• Record list
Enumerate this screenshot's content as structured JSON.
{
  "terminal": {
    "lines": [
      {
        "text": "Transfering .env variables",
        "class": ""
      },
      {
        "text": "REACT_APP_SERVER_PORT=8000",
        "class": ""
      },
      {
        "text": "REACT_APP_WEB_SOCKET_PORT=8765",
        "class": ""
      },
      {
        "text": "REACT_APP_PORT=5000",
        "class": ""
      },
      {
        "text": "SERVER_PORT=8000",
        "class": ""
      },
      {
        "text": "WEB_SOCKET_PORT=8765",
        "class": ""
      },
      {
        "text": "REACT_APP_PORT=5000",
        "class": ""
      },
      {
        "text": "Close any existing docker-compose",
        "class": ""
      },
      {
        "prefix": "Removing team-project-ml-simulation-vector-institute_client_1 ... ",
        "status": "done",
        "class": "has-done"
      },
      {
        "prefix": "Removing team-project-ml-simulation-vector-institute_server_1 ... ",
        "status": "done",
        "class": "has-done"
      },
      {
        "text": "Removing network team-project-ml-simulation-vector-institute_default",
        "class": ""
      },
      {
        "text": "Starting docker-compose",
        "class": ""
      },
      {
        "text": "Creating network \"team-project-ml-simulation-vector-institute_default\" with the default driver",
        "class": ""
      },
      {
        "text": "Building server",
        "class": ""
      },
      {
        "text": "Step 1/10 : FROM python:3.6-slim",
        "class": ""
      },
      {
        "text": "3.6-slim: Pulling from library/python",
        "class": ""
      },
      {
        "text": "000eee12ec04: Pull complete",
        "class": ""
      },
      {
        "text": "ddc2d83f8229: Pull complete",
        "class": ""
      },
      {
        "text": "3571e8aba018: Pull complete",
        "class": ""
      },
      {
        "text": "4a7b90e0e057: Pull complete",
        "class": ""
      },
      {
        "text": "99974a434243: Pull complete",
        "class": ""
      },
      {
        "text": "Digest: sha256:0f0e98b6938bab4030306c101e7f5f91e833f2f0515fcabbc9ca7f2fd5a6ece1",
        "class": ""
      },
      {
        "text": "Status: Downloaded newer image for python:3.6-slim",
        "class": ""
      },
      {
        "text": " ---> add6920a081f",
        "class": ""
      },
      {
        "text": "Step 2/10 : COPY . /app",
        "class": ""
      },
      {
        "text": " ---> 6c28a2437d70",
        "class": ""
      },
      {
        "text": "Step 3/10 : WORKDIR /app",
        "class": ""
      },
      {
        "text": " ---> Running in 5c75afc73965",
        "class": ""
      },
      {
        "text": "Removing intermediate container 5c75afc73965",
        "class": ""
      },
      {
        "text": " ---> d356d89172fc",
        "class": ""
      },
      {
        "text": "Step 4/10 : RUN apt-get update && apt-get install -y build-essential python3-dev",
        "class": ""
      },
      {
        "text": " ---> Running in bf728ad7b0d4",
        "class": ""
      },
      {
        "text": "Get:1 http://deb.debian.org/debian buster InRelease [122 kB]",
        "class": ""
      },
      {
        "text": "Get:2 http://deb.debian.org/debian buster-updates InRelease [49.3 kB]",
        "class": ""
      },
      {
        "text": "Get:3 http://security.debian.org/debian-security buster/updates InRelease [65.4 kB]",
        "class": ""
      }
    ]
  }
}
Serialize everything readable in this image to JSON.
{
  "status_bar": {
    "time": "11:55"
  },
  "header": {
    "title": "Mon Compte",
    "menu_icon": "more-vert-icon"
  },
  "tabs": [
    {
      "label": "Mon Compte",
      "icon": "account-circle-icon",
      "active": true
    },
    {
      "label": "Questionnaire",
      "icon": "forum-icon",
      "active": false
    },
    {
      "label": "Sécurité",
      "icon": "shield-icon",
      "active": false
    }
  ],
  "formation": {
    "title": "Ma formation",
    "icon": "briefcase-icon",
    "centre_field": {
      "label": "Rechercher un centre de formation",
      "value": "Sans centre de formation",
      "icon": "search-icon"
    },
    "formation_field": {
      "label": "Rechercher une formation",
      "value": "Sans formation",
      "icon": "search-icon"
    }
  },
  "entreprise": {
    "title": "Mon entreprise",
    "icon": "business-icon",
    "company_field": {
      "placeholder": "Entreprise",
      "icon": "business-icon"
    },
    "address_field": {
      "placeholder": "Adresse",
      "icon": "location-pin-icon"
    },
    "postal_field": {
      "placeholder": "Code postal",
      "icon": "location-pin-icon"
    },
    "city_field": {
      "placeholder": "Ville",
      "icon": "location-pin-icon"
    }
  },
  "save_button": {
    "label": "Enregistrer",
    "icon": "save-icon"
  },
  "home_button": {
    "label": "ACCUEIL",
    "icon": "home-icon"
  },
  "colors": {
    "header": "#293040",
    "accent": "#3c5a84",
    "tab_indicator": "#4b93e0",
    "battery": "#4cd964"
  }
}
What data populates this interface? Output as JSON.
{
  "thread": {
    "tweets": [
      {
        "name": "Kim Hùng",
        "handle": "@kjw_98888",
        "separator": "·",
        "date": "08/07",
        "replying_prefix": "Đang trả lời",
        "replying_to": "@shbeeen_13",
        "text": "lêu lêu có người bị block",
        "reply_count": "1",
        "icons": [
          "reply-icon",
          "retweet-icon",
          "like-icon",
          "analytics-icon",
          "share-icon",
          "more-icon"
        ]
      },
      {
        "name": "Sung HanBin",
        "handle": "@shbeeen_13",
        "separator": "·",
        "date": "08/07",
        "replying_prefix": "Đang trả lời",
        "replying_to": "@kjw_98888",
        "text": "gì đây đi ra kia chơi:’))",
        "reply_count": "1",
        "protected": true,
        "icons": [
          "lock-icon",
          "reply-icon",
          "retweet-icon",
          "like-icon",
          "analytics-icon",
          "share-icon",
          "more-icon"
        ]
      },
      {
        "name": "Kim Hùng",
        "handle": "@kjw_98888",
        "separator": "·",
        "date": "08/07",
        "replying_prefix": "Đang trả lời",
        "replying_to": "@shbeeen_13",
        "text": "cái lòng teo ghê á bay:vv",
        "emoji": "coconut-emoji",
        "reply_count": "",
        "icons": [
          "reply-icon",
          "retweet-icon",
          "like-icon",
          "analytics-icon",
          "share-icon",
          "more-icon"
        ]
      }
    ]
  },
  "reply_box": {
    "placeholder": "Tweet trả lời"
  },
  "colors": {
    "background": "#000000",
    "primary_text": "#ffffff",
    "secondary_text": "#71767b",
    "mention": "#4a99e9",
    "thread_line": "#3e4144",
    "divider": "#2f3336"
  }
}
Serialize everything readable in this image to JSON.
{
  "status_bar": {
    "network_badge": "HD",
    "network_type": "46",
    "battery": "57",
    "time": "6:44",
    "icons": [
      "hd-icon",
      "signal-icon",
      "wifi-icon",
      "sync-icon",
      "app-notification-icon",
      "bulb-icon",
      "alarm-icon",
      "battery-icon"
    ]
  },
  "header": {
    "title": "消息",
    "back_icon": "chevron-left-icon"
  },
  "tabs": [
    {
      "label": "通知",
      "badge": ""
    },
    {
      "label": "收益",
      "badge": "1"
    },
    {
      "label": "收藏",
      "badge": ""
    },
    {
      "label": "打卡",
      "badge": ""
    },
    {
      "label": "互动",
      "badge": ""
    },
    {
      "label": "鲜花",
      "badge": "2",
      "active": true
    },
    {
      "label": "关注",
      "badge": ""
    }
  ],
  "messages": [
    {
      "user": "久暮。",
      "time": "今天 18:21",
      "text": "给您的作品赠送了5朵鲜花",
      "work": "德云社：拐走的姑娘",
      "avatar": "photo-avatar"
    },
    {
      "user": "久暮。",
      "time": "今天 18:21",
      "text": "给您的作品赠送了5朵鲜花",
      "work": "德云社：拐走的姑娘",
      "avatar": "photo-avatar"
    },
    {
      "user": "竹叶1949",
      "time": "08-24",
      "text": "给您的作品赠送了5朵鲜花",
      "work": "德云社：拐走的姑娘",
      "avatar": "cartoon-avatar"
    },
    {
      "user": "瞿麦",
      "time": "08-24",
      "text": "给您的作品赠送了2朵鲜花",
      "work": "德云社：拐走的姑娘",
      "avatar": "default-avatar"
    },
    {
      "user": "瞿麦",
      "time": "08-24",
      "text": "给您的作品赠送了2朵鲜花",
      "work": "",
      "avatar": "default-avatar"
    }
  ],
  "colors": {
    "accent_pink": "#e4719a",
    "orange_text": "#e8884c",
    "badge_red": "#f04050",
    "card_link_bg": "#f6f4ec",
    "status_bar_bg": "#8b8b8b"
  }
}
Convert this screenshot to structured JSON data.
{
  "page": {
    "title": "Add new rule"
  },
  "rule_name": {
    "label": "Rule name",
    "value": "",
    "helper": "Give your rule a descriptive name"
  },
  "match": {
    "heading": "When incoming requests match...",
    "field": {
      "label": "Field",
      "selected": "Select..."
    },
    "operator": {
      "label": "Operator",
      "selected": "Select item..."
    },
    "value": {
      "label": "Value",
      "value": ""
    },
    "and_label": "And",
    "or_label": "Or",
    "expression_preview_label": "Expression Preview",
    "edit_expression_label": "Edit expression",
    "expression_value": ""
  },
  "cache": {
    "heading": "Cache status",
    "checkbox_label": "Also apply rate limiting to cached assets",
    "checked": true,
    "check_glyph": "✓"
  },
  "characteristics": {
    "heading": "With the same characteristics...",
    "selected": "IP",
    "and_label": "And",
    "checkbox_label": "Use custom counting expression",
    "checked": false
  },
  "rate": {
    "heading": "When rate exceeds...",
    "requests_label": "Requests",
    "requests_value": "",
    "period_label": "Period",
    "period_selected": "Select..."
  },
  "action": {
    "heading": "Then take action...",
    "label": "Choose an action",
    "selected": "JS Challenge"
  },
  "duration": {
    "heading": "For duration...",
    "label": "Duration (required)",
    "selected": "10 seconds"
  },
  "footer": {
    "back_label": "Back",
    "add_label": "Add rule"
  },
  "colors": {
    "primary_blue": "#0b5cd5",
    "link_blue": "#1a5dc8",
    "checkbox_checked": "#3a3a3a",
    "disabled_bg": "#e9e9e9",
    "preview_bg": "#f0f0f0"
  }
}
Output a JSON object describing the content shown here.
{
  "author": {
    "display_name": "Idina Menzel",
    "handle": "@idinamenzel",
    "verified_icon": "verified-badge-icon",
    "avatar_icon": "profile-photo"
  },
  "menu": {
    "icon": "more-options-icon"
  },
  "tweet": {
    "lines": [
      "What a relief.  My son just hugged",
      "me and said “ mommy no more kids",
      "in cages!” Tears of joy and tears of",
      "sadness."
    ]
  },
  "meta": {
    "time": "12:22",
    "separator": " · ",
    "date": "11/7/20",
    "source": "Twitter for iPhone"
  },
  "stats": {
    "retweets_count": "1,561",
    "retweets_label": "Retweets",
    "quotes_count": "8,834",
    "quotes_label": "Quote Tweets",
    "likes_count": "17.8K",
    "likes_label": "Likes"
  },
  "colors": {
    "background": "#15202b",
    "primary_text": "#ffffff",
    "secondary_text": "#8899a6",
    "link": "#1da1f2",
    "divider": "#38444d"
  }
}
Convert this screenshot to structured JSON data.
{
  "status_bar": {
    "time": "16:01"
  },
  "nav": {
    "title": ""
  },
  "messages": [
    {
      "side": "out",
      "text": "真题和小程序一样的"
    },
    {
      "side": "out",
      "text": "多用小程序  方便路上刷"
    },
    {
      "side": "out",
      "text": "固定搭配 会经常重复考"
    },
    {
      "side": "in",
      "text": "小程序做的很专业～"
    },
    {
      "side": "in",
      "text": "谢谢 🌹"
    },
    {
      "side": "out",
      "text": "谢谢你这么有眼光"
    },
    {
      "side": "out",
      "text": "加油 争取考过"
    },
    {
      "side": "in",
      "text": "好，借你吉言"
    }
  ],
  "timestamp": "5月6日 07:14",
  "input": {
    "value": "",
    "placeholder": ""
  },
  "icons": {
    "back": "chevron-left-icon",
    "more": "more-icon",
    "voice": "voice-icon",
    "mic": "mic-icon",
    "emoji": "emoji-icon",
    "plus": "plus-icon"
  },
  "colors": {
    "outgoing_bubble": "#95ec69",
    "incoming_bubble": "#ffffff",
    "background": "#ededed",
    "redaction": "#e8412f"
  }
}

• What is required
Search the entries for "JSON" and copy out each line that has it.

• Exercise answer
Enumerate this screenshot's content as structured JSON.
Serialize everything readable in this image to JSON.
What data populates this interface? Output as JSON.
Serialize everything readable in this image to JSON.
Convert this screenshot to structured JSON data.
Output a JSON object describing the content shown here.
Convert this screenshot to structured JSON data.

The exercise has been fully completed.